Within the listing below, locate all lines containing the word "JSON". Copy each one.
---- RAW RECORDS
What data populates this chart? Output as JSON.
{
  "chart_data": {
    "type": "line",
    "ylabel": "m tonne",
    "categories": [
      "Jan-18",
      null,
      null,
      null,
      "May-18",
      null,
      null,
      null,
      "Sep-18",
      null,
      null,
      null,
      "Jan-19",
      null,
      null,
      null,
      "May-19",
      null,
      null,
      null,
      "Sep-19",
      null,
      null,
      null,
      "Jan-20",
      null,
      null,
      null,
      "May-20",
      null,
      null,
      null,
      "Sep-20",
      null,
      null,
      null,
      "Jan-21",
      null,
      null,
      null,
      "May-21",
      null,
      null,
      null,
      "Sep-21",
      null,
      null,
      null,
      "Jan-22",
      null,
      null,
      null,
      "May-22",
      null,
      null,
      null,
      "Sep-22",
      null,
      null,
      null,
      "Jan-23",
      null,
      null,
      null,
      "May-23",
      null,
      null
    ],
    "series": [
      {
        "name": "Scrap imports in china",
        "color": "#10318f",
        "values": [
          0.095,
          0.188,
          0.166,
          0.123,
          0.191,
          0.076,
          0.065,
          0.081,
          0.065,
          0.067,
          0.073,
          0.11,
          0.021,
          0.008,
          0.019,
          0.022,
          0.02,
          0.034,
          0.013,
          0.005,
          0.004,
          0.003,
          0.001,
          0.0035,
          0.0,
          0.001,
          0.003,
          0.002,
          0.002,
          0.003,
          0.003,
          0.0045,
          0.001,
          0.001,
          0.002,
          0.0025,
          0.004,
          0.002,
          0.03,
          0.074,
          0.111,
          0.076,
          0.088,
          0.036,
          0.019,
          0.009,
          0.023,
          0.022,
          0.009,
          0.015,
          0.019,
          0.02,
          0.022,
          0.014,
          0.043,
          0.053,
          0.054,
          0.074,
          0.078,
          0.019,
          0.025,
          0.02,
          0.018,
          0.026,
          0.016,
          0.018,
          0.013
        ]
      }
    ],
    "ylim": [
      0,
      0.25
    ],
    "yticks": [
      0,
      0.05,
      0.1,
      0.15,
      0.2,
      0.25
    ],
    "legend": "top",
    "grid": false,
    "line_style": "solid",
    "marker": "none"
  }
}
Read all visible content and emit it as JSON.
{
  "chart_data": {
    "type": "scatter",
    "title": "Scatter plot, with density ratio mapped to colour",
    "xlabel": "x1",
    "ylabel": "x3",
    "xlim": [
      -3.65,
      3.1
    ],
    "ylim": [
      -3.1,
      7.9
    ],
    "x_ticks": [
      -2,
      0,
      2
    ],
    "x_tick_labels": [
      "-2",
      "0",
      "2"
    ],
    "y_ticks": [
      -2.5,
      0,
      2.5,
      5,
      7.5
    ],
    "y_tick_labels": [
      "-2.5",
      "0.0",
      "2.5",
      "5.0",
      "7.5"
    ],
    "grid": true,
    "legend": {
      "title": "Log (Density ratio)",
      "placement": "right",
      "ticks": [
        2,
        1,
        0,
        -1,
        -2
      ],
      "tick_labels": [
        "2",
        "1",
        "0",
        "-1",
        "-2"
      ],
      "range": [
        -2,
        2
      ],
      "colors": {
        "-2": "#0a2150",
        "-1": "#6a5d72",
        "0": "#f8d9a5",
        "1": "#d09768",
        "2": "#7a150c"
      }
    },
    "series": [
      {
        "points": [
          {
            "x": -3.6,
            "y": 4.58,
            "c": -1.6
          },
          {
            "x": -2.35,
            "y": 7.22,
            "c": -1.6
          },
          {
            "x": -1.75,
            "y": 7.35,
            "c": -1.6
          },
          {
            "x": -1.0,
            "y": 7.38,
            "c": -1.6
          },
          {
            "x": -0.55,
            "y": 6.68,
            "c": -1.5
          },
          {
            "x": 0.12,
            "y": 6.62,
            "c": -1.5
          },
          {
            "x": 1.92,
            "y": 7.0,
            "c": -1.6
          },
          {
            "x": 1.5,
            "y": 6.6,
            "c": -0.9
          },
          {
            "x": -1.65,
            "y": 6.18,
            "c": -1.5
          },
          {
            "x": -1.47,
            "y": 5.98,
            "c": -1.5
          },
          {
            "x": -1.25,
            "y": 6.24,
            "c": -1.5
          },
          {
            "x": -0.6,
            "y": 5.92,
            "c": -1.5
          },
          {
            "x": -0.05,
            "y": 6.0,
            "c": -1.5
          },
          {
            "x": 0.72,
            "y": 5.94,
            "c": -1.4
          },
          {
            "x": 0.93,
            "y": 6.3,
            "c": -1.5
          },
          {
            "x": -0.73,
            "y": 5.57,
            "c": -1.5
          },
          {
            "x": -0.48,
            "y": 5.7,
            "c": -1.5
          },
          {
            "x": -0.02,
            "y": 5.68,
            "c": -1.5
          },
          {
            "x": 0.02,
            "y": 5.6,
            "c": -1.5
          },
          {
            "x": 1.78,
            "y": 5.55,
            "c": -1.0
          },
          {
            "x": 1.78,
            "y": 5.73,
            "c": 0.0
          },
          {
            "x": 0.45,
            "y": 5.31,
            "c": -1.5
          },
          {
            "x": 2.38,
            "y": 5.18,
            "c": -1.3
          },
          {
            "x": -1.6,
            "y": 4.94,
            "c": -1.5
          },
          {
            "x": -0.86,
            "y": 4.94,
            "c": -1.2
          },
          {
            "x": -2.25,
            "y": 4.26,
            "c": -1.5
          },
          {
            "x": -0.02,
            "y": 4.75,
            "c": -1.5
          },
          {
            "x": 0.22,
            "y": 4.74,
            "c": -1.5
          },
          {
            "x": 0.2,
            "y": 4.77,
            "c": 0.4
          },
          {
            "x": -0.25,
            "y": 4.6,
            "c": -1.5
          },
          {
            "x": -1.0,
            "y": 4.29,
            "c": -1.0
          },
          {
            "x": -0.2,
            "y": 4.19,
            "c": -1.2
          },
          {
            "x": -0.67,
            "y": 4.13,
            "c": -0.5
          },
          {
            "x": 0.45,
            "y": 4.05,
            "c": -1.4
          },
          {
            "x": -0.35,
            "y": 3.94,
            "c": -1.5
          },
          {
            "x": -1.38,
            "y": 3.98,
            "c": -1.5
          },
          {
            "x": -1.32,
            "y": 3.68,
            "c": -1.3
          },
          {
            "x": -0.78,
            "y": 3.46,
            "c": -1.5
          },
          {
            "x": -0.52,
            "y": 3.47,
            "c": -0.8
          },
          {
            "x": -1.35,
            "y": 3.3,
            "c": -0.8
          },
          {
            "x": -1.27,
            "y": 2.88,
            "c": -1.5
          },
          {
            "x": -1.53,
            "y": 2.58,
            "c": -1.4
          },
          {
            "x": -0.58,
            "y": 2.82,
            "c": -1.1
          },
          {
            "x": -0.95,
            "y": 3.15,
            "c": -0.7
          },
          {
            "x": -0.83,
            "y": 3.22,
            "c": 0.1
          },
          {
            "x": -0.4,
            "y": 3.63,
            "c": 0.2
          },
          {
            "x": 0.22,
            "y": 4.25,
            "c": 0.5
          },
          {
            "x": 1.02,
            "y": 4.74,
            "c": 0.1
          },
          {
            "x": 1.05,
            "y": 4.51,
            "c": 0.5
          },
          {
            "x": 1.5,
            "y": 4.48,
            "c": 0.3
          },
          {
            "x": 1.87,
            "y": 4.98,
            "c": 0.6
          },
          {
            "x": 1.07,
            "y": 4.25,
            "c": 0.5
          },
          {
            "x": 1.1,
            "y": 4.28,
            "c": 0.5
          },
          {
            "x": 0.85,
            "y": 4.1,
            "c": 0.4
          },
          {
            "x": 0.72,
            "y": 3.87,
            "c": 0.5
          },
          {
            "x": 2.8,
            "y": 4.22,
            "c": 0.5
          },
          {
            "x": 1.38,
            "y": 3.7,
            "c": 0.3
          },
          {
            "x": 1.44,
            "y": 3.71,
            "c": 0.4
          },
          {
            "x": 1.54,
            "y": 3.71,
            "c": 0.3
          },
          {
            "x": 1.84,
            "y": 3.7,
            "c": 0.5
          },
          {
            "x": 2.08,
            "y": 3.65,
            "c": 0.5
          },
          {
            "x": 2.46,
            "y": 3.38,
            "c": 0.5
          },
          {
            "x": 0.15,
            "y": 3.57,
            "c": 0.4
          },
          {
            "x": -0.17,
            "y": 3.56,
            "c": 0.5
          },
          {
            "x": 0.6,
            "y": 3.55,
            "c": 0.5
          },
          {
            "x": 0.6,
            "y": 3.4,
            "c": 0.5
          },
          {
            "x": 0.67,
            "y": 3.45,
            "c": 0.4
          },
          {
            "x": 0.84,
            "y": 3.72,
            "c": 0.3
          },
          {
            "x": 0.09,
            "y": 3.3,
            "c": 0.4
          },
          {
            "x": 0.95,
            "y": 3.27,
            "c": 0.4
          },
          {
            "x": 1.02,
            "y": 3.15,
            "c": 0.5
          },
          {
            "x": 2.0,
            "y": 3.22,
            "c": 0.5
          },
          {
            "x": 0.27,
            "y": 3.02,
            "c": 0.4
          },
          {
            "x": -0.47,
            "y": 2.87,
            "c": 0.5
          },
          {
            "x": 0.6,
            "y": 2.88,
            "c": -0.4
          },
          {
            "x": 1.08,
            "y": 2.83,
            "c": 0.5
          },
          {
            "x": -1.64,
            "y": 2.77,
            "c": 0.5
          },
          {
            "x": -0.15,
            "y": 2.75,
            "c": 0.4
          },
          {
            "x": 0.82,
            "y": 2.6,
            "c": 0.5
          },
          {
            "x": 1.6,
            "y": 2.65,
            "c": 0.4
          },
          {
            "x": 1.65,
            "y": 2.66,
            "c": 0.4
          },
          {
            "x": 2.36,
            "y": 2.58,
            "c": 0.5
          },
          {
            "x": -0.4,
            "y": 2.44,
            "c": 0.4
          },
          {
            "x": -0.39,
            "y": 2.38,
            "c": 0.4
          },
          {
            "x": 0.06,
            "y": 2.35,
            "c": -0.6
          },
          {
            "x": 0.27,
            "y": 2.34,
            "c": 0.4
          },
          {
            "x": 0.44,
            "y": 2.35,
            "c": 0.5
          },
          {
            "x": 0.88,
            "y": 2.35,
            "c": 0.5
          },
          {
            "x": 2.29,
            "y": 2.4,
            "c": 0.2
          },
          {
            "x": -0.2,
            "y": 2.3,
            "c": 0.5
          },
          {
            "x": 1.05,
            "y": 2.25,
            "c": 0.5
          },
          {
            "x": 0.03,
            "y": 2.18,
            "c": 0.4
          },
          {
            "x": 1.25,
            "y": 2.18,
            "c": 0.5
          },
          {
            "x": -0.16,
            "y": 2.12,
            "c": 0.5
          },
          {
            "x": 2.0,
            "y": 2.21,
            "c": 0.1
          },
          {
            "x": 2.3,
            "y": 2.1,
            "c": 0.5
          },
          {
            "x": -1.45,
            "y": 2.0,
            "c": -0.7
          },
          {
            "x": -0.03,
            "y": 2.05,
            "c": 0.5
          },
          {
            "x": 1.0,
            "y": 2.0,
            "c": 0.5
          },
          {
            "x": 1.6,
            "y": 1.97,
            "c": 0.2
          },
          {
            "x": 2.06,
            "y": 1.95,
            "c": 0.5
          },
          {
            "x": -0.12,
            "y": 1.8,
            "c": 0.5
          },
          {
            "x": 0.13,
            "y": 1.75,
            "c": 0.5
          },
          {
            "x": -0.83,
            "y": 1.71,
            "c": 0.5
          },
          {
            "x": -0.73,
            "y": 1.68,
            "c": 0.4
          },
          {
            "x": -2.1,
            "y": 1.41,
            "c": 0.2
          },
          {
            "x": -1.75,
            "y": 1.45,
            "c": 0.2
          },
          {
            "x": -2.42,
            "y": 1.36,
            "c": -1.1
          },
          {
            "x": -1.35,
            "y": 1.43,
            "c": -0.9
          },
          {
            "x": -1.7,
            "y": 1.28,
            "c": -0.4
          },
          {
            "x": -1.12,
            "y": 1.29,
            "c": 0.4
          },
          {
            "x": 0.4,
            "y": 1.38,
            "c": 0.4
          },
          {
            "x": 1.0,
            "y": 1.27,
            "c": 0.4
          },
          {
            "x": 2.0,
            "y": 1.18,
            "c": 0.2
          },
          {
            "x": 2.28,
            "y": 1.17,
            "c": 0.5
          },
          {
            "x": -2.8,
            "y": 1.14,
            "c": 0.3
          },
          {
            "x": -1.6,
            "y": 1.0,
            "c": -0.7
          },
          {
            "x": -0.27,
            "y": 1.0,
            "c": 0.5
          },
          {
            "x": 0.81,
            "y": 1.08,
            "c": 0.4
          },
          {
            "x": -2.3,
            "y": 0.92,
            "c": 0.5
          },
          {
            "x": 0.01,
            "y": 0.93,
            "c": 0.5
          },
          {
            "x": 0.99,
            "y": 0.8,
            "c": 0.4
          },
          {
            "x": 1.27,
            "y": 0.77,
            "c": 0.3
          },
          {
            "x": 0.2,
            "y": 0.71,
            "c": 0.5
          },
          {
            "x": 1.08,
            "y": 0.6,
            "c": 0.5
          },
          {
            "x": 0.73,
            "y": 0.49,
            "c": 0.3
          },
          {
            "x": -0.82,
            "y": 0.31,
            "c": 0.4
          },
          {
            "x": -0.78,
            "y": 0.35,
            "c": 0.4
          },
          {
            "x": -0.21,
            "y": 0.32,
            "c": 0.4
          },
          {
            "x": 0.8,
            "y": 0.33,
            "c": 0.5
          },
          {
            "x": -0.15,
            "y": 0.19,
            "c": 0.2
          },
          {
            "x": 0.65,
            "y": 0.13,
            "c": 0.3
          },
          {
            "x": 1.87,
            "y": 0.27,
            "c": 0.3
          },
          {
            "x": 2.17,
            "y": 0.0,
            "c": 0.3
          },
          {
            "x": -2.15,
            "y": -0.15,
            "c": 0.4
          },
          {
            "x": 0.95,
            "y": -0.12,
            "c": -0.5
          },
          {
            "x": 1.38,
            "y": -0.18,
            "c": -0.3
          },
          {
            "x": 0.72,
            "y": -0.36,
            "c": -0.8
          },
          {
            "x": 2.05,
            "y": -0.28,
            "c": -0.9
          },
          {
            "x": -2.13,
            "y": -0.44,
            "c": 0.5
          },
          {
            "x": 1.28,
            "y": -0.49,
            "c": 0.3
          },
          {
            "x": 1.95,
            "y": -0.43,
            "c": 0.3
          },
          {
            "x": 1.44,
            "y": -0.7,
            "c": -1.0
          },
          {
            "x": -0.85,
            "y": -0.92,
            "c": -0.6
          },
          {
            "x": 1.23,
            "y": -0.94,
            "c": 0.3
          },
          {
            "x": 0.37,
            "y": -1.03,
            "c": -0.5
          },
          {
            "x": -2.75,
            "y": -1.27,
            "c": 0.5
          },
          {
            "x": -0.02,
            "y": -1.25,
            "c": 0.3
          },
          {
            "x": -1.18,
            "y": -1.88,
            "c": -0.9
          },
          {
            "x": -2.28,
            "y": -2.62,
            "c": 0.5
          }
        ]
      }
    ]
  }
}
--------
> _RESPONSE TO THIS EXERCISE_:
What data populates this chart? Output as JSON.
Read all visible content and emit it as JSON.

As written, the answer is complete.